> [BRANO]
▶

Opinioni

La Grecia e la «moneta parallela» all'euro

Se sarà necessario, il governo greco è pronto a introdurre una moneta parallela all’euro. E’ quanto scrive stamani l’edizione online del quotidiano Kathimerini citando fonti secondo cui il ministero delle Finanze ha cominciato a valutare l’attuazione di questo piano, che dipenderà dall’esito dei negoziati con i creditori del Paese. Al punto in cui stanno le cose, prosegue il giornale, sarà impossibile per le casse dello Stato riuscire a pagare stipendi e pensioni alla fine del mese. Secondo Kathimerini, la prima metà degli stipendi dei dipendenti pubblici (circa 300 milioni di euro), dovuta la prossima settimana, potrà essere pagata in euro. Il vice ministro delle Finanze Dimitris Mardas, da parte sua, ha confermato che il pagamento per la prima metà del mese è garantito. Tuttavia, sottolinea il giornale, nessuno può dire con certezza se lo Stato sarà in grado di trovare i fondi per i due miliardi di euro di stipendi, pensioni e oneri sociali dovuti alla fine di luglio. Per questo si parla di certificati detti IOU (I owe you, pagherò) pronti all’emissione.

◀

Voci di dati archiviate

▶

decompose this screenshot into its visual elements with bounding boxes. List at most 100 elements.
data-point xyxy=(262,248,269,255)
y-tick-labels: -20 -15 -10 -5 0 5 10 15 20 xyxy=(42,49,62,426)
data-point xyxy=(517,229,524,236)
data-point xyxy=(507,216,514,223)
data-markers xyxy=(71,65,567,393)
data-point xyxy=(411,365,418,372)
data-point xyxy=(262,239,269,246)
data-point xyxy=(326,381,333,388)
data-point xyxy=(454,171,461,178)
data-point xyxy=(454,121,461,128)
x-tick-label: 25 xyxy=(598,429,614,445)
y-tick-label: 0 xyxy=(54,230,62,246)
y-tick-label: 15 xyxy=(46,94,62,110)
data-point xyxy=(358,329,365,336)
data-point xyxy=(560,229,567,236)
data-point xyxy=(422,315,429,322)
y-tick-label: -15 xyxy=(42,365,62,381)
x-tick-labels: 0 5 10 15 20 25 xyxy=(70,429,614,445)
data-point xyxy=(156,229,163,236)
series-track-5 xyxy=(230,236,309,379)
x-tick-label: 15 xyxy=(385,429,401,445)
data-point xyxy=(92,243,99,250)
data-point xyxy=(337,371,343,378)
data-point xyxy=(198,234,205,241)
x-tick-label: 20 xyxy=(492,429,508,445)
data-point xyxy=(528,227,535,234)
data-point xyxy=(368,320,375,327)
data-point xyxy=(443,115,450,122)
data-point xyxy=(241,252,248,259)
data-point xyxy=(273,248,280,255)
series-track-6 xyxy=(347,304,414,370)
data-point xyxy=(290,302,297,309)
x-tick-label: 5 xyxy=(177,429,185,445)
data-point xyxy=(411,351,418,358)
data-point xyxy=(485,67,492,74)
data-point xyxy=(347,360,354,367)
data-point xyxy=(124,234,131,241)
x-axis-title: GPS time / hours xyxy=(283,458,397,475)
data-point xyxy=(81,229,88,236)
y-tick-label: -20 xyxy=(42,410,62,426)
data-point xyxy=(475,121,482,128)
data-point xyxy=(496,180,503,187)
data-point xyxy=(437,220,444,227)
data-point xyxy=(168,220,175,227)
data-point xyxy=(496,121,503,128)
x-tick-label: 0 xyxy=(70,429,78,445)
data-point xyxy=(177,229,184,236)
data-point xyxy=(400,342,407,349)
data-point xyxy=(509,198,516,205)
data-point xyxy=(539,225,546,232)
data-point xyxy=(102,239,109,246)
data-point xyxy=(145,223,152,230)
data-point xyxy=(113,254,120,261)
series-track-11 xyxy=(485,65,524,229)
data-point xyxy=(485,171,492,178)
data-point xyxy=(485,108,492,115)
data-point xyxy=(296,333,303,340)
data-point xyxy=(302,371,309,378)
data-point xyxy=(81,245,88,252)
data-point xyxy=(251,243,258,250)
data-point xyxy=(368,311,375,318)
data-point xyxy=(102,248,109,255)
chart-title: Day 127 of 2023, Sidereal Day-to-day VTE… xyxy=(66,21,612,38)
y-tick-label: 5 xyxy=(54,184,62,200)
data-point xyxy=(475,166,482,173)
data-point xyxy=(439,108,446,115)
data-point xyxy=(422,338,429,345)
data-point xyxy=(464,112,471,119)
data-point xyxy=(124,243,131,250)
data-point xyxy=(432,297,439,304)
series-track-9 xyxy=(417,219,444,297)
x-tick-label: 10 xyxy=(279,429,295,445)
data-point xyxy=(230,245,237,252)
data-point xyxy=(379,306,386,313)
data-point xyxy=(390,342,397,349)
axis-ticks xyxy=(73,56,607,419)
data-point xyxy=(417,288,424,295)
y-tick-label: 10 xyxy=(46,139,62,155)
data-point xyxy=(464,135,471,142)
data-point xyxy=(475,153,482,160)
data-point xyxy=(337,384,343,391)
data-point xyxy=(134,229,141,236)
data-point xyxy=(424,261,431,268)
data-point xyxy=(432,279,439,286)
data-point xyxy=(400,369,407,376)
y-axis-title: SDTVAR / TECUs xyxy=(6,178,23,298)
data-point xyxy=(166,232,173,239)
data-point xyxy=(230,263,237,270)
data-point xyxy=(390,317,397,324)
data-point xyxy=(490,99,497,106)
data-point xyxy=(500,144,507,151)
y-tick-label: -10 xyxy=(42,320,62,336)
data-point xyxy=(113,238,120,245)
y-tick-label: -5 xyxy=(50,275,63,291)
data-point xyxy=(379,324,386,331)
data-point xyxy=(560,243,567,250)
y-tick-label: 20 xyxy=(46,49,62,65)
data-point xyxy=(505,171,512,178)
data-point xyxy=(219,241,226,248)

◀

> [ISTRUZIONI]
[1] Elenca le voci di spesa per cui, secondo l'articolo sulla moneta parallela greca, lo Stato deve trovare due miliardi di euro alla fine di luglio.
[2] Prosegui l'articolo sulla moneta parallela greca a partire dalla sua ultima frase.

> [RISULTATI IN ORDINE]
[1] Stipendi, pensioni e oneri sociali.

[2]
moneta parallela grecia
Ma il ministero delle Finanze ellenico ha smentito tutto. “La notizia è del tutto priva di fondamento. Tali informazioni sono tese a danneggiare il Paese e sono pericolose in un momento in cui i negoziati con i creditori sono a un punto cruciale”, ha detto il ministero delle Finanze in una nota.